__Short problem__: Reproduce the passage of the article on 3D printing in aviation starting at "For one concept" and ending at "aircraft’s service life.", substituting "fuel prices" for "fuel costs".

__Source extract__:
+ + + +

3D printing in the aviation industry
Image credit: Airbus
Aero engineers are turning to additive manufacturing for fast production and better product design. What will this mean for traditional aircraft?
At the 2016 Berlin air show in June, Airbus unveiled the first ever aircraft to be made using 3D printing. With a name derived from the phrase ‘Testing High-tech Objectives in Reality’, Thor weighs in at just 21kg and measures less than four metres in length. To observers, it resembles a large model aeroplane and was easily dwarfed by the other aircraft on show. But Airbus sees it as a testbed for a radical change in the way aircraft are built. Whereas traditional production methods such as milling involve manipulating a solid block of material, additive manufacturing, or 3D printing, ‘grows’ products by building up materials layer by layer. Taking this incremental approach, rather than using a solid block of material, allows for the creation of products with incredibly complex structures that would be very difficult to achieve, or in some cases impossible, using traditional methods.
Thor is not the only example of Airbus’s recent 3D-printed innovations - the company has also used 3D printing to attempt to replicate structures found in nature, and so create parts that are stronger yet lighter than is possible with traditional machining and assembly. “Nature has developed a lot of different design methods,” says Peter Sander, head of emerging technologies and concepts at Airbus.
For one concept part, an air spoiler, Airbus has turned to the giant water lily (Victoria amazonica) - a plant that sports leaves able to support the weight of a small child. A look at the underside of the leaves reveals a structure of various triangles and rectangles with the same skin size all over the surface to reduce weight. The Airbus team analysed the lily’s lightweight structure and the way in which it transfers loads.
Such designs can be applied across industries, but are particularly beneficial within aerospace, where reducing weight while maintaining strength are high on the list of priorities. It is an industry that constantly has to worry about fuel costs and will come under increasing pressure to reduce carbon dioxide emissions. Each kilogram shaved off the total weight pays for itself time and again in terms of fuel savings over the aircraft’s service life.
Tom Edwards, North American president of engineering design business Cyient, says: “Weight reduction is vital in aerospace. With greater efficiency and reduction in fuel usage high on the agenda, every gram of weight saved counts.”
In recent years, the market for additive manufacturing has expanded, with many industries, including aerospace, adopting additive methods for creative product design and prototyping. As Edwards points out, additive manufacturing is now one of the fastest-growing production markets. “The global market is expected to increase from a 2013 revenue figure of $3.07bn to $12.8bn by 2018, and exceeding $21bn by 2020,” he says. The flight business is already a significant user: “Aerospace and defence production and maintenance, repair and overhaul applications currently account for around 15 per cent of the additive manufacturing global market,” he adds.
Aerospace companies have a number of 3D-printing techniques they can employ. One of the better known methods is the fused deposition modelling employed by home 3D printers. This creates plastic products by building up layers from liquefied material. But manufacturers have other options, such as laser and electron-beam manufacturing, which produce metal parts by fusing particles of metal powder in layers.
Honeywell Aerospace was one of the industry’s first big players to adopt additive manufacturing techniques and has so far invested in 3D printing labs in China, India, Europe and the US.

+ + + +

__Source data__:
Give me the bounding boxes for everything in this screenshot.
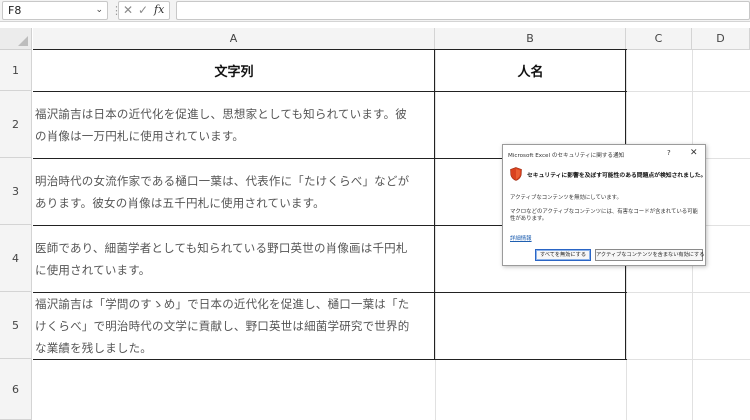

+ + + +

__The reply__:
For one concept part, an air spoiler, Airbus has turned to the giant water lily (Victoria amazonica) - a plant that sports leaves able to support the weight of a small child. A look at the underside of the leaves reveals a structure of various triangles and rectangles with the same skin size all over the surface to reduce weight. The Airbus team analysed the lily’s lightweight structure and the way in which it transfers loads.
Such designs can be applied across industries, but are particularly beneficial within aerospace, where reducing weight while maintaining strength are high on the list of priorities. It is an industry that constantly has to worry about fuel prices and will come under increasing pressure to reduce carbon dioxide emissions. Each kilogram shaved off the total weight pays for itself time and again in terms of fuel savings over the aircraft’s service life.